▶ [What you will do]
What follows is a set of records, each of which is to be written out exactly.

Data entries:
%%

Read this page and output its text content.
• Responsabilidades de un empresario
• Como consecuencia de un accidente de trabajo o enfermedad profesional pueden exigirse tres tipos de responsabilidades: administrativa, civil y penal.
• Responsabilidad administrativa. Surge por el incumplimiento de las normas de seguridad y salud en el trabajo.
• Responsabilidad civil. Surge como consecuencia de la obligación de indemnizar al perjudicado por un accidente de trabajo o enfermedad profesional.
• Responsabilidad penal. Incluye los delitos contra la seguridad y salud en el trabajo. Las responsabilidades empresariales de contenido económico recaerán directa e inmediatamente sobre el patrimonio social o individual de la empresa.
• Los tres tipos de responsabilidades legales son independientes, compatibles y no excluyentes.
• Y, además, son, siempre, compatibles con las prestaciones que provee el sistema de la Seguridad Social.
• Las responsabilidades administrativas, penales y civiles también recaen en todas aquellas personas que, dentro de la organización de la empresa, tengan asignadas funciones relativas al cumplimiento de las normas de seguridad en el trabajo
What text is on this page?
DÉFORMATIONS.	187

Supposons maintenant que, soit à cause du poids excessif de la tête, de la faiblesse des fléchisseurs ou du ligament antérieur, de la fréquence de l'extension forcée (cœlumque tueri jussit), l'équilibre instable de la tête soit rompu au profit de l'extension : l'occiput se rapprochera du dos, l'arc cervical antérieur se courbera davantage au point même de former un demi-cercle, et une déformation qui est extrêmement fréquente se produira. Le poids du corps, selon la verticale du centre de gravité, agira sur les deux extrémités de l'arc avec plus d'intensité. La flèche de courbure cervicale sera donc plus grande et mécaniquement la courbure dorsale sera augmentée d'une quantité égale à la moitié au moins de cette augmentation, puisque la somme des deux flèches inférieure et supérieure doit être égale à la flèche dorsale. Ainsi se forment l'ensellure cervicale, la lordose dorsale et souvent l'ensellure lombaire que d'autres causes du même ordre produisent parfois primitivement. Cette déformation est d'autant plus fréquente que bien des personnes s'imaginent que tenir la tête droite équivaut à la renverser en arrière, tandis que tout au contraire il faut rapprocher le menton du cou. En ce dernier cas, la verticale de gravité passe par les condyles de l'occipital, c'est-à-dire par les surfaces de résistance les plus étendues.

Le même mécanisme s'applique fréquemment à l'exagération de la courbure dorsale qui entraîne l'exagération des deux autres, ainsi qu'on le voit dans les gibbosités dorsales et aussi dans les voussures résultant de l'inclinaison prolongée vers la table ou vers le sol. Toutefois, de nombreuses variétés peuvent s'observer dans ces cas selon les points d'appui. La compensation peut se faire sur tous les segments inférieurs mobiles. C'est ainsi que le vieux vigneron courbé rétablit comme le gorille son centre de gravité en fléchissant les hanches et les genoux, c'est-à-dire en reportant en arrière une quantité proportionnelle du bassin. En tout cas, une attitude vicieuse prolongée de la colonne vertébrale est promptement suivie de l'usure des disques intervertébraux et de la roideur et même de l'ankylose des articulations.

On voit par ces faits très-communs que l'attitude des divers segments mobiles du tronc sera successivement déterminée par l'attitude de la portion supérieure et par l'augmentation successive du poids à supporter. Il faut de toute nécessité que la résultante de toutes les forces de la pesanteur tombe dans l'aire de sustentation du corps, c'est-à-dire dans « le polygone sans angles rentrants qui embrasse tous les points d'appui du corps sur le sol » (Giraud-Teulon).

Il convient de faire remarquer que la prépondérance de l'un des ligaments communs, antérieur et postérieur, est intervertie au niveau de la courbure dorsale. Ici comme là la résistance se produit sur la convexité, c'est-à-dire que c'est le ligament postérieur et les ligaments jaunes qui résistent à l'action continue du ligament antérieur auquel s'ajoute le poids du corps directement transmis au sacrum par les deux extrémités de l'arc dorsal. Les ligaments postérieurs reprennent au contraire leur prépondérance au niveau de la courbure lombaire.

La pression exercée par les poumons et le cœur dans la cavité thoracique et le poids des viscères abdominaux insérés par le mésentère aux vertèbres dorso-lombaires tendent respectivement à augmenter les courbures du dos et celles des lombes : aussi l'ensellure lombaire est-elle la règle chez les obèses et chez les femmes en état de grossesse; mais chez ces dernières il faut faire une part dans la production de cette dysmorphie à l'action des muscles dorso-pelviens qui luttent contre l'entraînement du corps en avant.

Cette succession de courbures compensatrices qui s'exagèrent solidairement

%%

▶ [Result below]
Read this page and output its text content.
• Responsabilidades de un empresario
• Como consecuencia de un accidente de trabajo o enfermedad profesional pueden exigirse tres tipos de responsabilidades: administrativa, civil y penal.
• Responsabilidad administrativa. Surge por el incumplimiento de las normas de seguridad y salud en el trabajo.
• Responsabilidad civil. Surge como consecuencia de la obligación de indemnizar al perjudicado por un accidente de trabajo o enfermedad profesional.
• Responsabilidad penal. Incluye los delitos contra la seguridad y salud en el trabajo. Las responsabilidades empresariales de contenido económico recaerán directa e inmediatamente sobre el patrimonio social o individual de la empresa.
• Los tres tipos de responsabilidades legales son independientes, compatibles y no excluyentes.
• Y, además, son, siempre, compatibles con las prestaciones que provee el sistema de la Seguridad Social.
• Las responsabilidades administrativas, penales y civiles también recaen en todas aquellas personas que, dentro de la organización de la empresa, tengan asignadas funciones relativas al cumplimiento de las normas de seguridad en el trabajo
What text is on this page?
DÉFORMATIONS.	187

Supposons maintenant que, soit à cause du poids excessif de la tête, de la faiblesse des fléchisseurs ou du ligament antérieur, de la fréquence de l'extension forcée (cœlumque tueri jussit), l'équilibre instable de la tête soit rompu au profit de l'extension : l'occiput se rapprochera du dos, l'arc cervical antérieur se courbera davantage au point même de former un demi-cercle, et une déformation qui est extrêmement fréquente se produira. Le poids du corps, selon la verticale du centre de gravité, agira sur les deux extrémités de l'arc avec plus d'intensité. La flèche de courbure cervicale sera donc plus grande et mécaniquement la courbure dorsale sera augmentée d'une quantité égale à la moitié au moins de cette augmentation, puisque la somme des deux flèches inférieure et supérieure doit être égale à la flèche dorsale. Ainsi se forment l'ensellure cervicale, la lordose dorsale et souvent l'ensellure lombaire que d'autres causes du même ordre produisent parfois primitivement. Cette déformation est d'autant plus fréquente que bien des personnes s'imaginent que tenir la tête droite équivaut à la renverser en arrière, tandis que tout au contraire il faut rapprocher le menton du cou. En ce dernier cas, la verticale de gravité passe par les condyles de l'occipital, c'est-à-dire par les surfaces de résistance les plus étendues.

Le même mécanisme s'applique fréquemment à l'exagération de la courbure dorsale qui entraîne l'exagération des deux autres, ainsi qu'on le voit dans les gibbosités dorsales et aussi dans les voussures résultant de l'inclinaison prolongée vers la table ou vers le sol. Toutefois, de nombreuses variétés peuvent s'observer dans ces cas selon les points d'appui. La compensation peut se faire sur tous les segments inférieurs mobiles. C'est ainsi que le vieux vigneron courbé rétablit comme le gorille son centre de gravité en fléchissant les hanches et les genoux, c'est-à-dire en reportant en arrière une quantité proportionnelle du bassin. En tout cas, une attitude vicieuse prolongée de la colonne vertébrale est promptement suivie de l'usure des disques intervertébraux et de la roideur et même de l'ankylose des articulations.

On voit par ces faits très-communs que l'attitude des divers segments mobiles du tronc sera successivement déterminée par l'attitude de la portion supérieure et par l'augmentation successive du poids à supporter. Il faut de toute nécessité que la résultante de toutes les forces de la pesanteur tombe dans l'aire de sustentation du corps, c'est-à-dire dans « le polygone sans angles rentrants qui embrasse tous les points d'appui du corps sur le sol » (Giraud-Teulon).

Il convient de faire remarquer que la prépondérance de l'un des ligaments communs, antérieur et postérieur, est intervertie au niveau de la courbure dorsale. Ici comme là la résistance se produit sur la convexité, c'est-à-dire que c'est le ligament postérieur et les ligaments jaunes qui résistent à l'action continue du ligament antérieur auquel s'ajoute le poids du corps directement transmis au sacrum par les deux extrémités de l'arc dorsal. Les ligaments postérieurs reprennent au contraire leur prépondérance au niveau de la courbure lombaire.

La pression exercée par les poumons et le cœur dans la cavité thoracique et le poids des viscères abdominaux insérés par le mésentère aux vertèbres dorso-lombaires tendent respectivement à augmenter les courbures du dos et celles des lombes : aussi l'ensellure lombaire est-elle la règle chez les obèses et chez les femmes en état de grossesse; mais chez ces dernières il faut faire une part dans la production de cette dysmorphie à l'action des muscles dorso-pelviens qui luttent contre l'entraînement du corps en avant.

Cette succession de courbures compensatrices qui s'exagèrent solidairement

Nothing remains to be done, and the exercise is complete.